= Supplied entries =
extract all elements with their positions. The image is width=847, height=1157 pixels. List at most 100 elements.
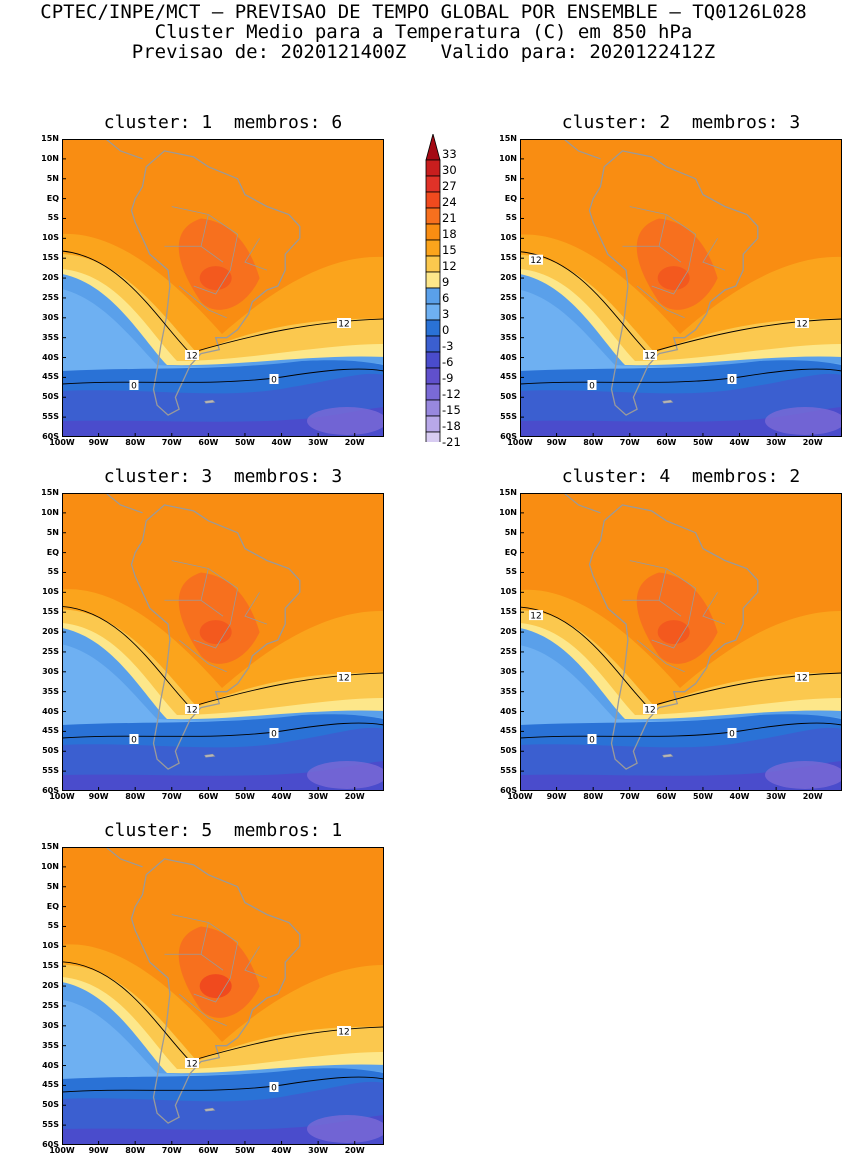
lon-label: 50W xyxy=(234,792,255,801)
lat-label: 60S xyxy=(500,432,517,441)
lat-label: 45S xyxy=(500,726,517,736)
colorbar-label: 33 xyxy=(442,147,457,161)
lon-label: 90W xyxy=(88,438,109,447)
lon-label: 50W xyxy=(234,1146,255,1155)
panel-title: cluster: 5 membros: 1 xyxy=(103,820,343,841)
lat-label: 55S xyxy=(500,412,517,422)
colorbar-label: 12 xyxy=(442,259,457,273)
lat-label: 60S xyxy=(42,1140,59,1149)
svg-text:12: 12 xyxy=(530,612,541,622)
svg-text:0: 0 xyxy=(729,376,735,386)
lon-label: 80W xyxy=(125,438,146,447)
lon-label: 40W xyxy=(729,792,750,801)
lat-label: 35S xyxy=(42,686,59,696)
svg-text:0: 0 xyxy=(589,736,595,746)
lon-label: 40W xyxy=(271,792,292,801)
lon-label: 70W xyxy=(161,438,182,447)
lat-label: 5S xyxy=(505,213,517,223)
lon-label: 30W xyxy=(308,438,329,447)
lat-label: 10S xyxy=(42,941,59,951)
temperature-map-2: 12 12 12 0 0 xyxy=(520,139,842,437)
lat-label: 55S xyxy=(42,412,59,422)
lon-label: 30W xyxy=(766,792,787,801)
lat-label: 60S xyxy=(42,786,59,795)
lat-label: 15N xyxy=(41,488,59,497)
lat-label: 5N xyxy=(504,527,517,537)
lon-label: 70W xyxy=(161,1146,182,1155)
lon-label: 70W xyxy=(619,792,640,801)
lat-label: 35S xyxy=(500,686,517,696)
lat-label: 50S xyxy=(42,746,59,756)
lat-label: 50S xyxy=(500,746,517,756)
lat-label: 25S xyxy=(42,1000,59,1010)
lat-label: 5N xyxy=(46,173,59,183)
lat-label: 45S xyxy=(42,372,59,382)
svg-text:12: 12 xyxy=(796,674,807,684)
lon-label: 20W xyxy=(344,1146,365,1155)
svg-text:12: 12 xyxy=(530,256,541,266)
lon-label: 20W xyxy=(802,438,823,447)
lat-label: 55S xyxy=(42,1120,59,1130)
lat-label: 30S xyxy=(500,312,517,322)
panel-title: cluster: 3 membros: 3 xyxy=(103,466,343,487)
colorbar-label: -15 xyxy=(442,403,461,417)
lat-label: 10S xyxy=(42,587,59,597)
lat-label: 25S xyxy=(42,292,59,302)
temperature-map-4: 12 12 12 0 0 xyxy=(520,493,842,791)
lat-label: 45S xyxy=(42,726,59,736)
lon-label: 50W xyxy=(234,438,255,447)
svg-text:12: 12 xyxy=(644,352,655,362)
colorbar-label: 3 xyxy=(442,307,450,321)
lat-label: 30S xyxy=(42,1020,59,1030)
lat-label: 50S xyxy=(42,1100,59,1110)
lat-label: 10N xyxy=(499,507,517,517)
lat-label: 15S xyxy=(42,961,59,971)
lon-label: 90W xyxy=(88,792,109,801)
lat-label: 25S xyxy=(42,646,59,656)
svg-text:12: 12 xyxy=(796,320,807,330)
header-line-2: Cluster Medio para a Temperatura (C) em … xyxy=(154,21,693,43)
lat-label: 50S xyxy=(500,392,517,402)
svg-text:12: 12 xyxy=(186,1060,197,1070)
colorbar-label: -9 xyxy=(442,371,454,385)
lat-label: 45S xyxy=(500,372,517,382)
lon-label: 60W xyxy=(198,1146,219,1155)
lon-label: 100W xyxy=(49,438,75,447)
lat-label: EQ xyxy=(46,193,59,203)
lat-label: 15N xyxy=(499,488,517,497)
svg-text:12: 12 xyxy=(338,1028,349,1038)
svg-text:0: 0 xyxy=(131,736,137,746)
colorbar-label: 9 xyxy=(442,275,450,289)
svg-text:12: 12 xyxy=(186,352,197,362)
colorbar-label: -12 xyxy=(442,387,461,401)
colorbar-label: -18 xyxy=(442,419,461,433)
panel-title: cluster: 1 membros: 6 xyxy=(103,112,343,133)
lat-label: 5N xyxy=(46,881,59,891)
lat-label: 30S xyxy=(42,312,59,322)
lon-label: 100W xyxy=(49,792,75,801)
colorbar-label: 30 xyxy=(442,163,457,177)
lon-label: 80W xyxy=(125,1146,146,1155)
lon-label: 90W xyxy=(546,792,567,801)
lon-label: 20W xyxy=(344,438,365,447)
lon-label: 70W xyxy=(161,792,182,801)
lat-label: 5S xyxy=(47,213,59,223)
lon-label: 90W xyxy=(546,438,567,447)
lon-label: 40W xyxy=(271,438,292,447)
lon-label: 20W xyxy=(802,792,823,801)
lat-label: 20S xyxy=(42,273,59,283)
lat-label: EQ xyxy=(46,547,59,557)
lat-label: 10S xyxy=(500,587,517,597)
svg-text:0: 0 xyxy=(271,376,277,386)
lon-label: 100W xyxy=(507,792,533,801)
lon-label: 40W xyxy=(271,1146,292,1155)
lon-label: 100W xyxy=(49,1146,75,1155)
lat-label: 5S xyxy=(47,921,59,931)
colorbar-label: -6 xyxy=(442,355,454,369)
lat-label: 15S xyxy=(42,607,59,617)
lon-label: 30W xyxy=(766,438,787,447)
lon-label: 80W xyxy=(583,438,604,447)
lon-label: 60W xyxy=(198,792,219,801)
lat-label: 50S xyxy=(42,392,59,402)
lon-label: 50W xyxy=(692,438,713,447)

= Task objective =
Copy every row above word for word, omitting the pictures.

= Solution =
extract all elements with their positions. The image is width=847, height=1157 pixels. List at most 100 elements.
lon-label: 50W xyxy=(234,792,255,801)
lat-label: 60S xyxy=(500,432,517,441)
lat-label: 45S xyxy=(500,726,517,736)
colorbar-label: 33 xyxy=(442,147,457,161)
lon-label: 90W xyxy=(88,438,109,447)
lon-label: 50W xyxy=(234,1146,255,1155)
panel-title: cluster: 5 membros: 1 xyxy=(103,820,343,841)
lat-label: 55S xyxy=(500,412,517,422)
colorbar-label: 12 xyxy=(442,259,457,273)
lat-label: 60S xyxy=(42,1140,59,1149)
svg-text:12: 12 xyxy=(530,612,541,622)
svg-text:0: 0 xyxy=(729,376,735,386)
lon-label: 80W xyxy=(125,438,146,447)
lon-label: 40W xyxy=(729,792,750,801)
lat-label: 35S xyxy=(42,686,59,696)
svg-text:0: 0 xyxy=(589,736,595,746)
lon-label: 40W xyxy=(271,792,292,801)
lon-label: 70W xyxy=(161,438,182,447)
lat-label: 5S xyxy=(505,213,517,223)
lon-label: 30W xyxy=(308,438,329,447)
lat-label: 10S xyxy=(42,941,59,951)
temperature-map-2: 12 12 12 0 0 xyxy=(520,139,842,437)
lat-label: 55S xyxy=(42,412,59,422)
lon-label: 30W xyxy=(766,792,787,801)
lat-label: 60S xyxy=(42,786,59,795)
lat-label: 15N xyxy=(41,488,59,497)
lat-label: 5N xyxy=(504,527,517,537)
lon-label: 70W xyxy=(161,1146,182,1155)
lon-label: 70W xyxy=(619,792,640,801)
lat-label: 35S xyxy=(500,686,517,696)
lat-label: 50S xyxy=(42,746,59,756)
lat-label: 50S xyxy=(500,746,517,756)
lat-label: 25S xyxy=(42,1000,59,1010)
lat-label: 5N xyxy=(46,173,59,183)
lat-label: 45S xyxy=(42,372,59,382)
svg-text:12: 12 xyxy=(796,674,807,684)
lon-label: 20W xyxy=(344,1146,365,1155)
svg-text:12: 12 xyxy=(530,256,541,266)
lon-label: 20W xyxy=(802,438,823,447)
lat-label: 55S xyxy=(42,1120,59,1130)
lat-label: 30S xyxy=(500,312,517,322)
panel-title: cluster: 3 membros: 3 xyxy=(103,466,343,487)
colorbar-label: -15 xyxy=(442,403,461,417)
lat-label: 10S xyxy=(42,587,59,597)
lat-label: 25S xyxy=(42,292,59,302)
temperature-map-4: 12 12 12 0 0 xyxy=(520,493,842,791)
lat-label: 45S xyxy=(42,726,59,736)
lon-label: 50W xyxy=(234,438,255,447)
svg-text:12: 12 xyxy=(644,352,655,362)
colorbar-label: 3 xyxy=(442,307,450,321)
lat-label: 30S xyxy=(42,1020,59,1030)
lat-label: 50S xyxy=(42,1100,59,1110)
lat-label: 10N xyxy=(499,507,517,517)
lat-label: 15S xyxy=(42,961,59,971)
lon-label: 90W xyxy=(88,792,109,801)
lat-label: 25S xyxy=(42,646,59,656)
svg-text:12: 12 xyxy=(796,320,807,330)
header-line-2: Cluster Medio para a Temperatura (C) em … xyxy=(154,21,693,43)
lat-label: 50S xyxy=(500,392,517,402)
svg-text:12: 12 xyxy=(186,1060,197,1070)
colorbar-label: -9 xyxy=(442,371,454,385)
lat-label: 45S xyxy=(500,372,517,382)
lon-label: 60W xyxy=(198,1146,219,1155)
lon-label: 100W xyxy=(49,438,75,447)
lat-label: EQ xyxy=(46,193,59,203)
lat-label: 15N xyxy=(499,488,517,497)
svg-text:12: 12 xyxy=(338,1028,349,1038)
svg-text:0: 0 xyxy=(131,736,137,746)
colorbar-label: 9 xyxy=(442,275,450,289)
svg-text:12: 12 xyxy=(186,352,197,362)
colorbar-label: -12 xyxy=(442,387,461,401)
colorbar-label: -18 xyxy=(442,419,461,433)
panel-title: cluster: 1 membros: 6 xyxy=(103,112,343,133)
lat-label: 5N xyxy=(46,881,59,891)
lat-label: 30S xyxy=(42,312,59,322)
lon-label: 100W xyxy=(49,792,75,801)
colorbar-label: 30 xyxy=(442,163,457,177)
lon-label: 80W xyxy=(125,1146,146,1155)
lon-label: 90W xyxy=(546,792,567,801)
lon-label: 20W xyxy=(344,438,365,447)
lon-label: 70W xyxy=(161,792,182,801)
lat-label: 5S xyxy=(47,213,59,223)
lon-label: 90W xyxy=(546,438,567,447)
lon-label: 40W xyxy=(271,438,292,447)
lon-label: 20W xyxy=(802,792,823,801)
lat-label: 20S xyxy=(42,273,59,283)
lat-label: EQ xyxy=(46,547,59,557)
lat-label: 10S xyxy=(500,587,517,597)
svg-text:0: 0 xyxy=(271,376,277,386)
lon-label: 100W xyxy=(507,792,533,801)
lon-label: 40W xyxy=(271,1146,292,1155)
lon-label: 100W xyxy=(49,1146,75,1155)
lat-label: 5S xyxy=(47,921,59,931)
colorbar-label: -6 xyxy=(442,355,454,369)
lat-label: 15S xyxy=(42,607,59,617)
lon-label: 30W xyxy=(766,438,787,447)
lon-label: 80W xyxy=(583,438,604,447)
lon-label: 60W xyxy=(198,792,219,801)
lat-label: 50S xyxy=(42,392,59,402)
lon-label: 50W xyxy=(692,438,713,447)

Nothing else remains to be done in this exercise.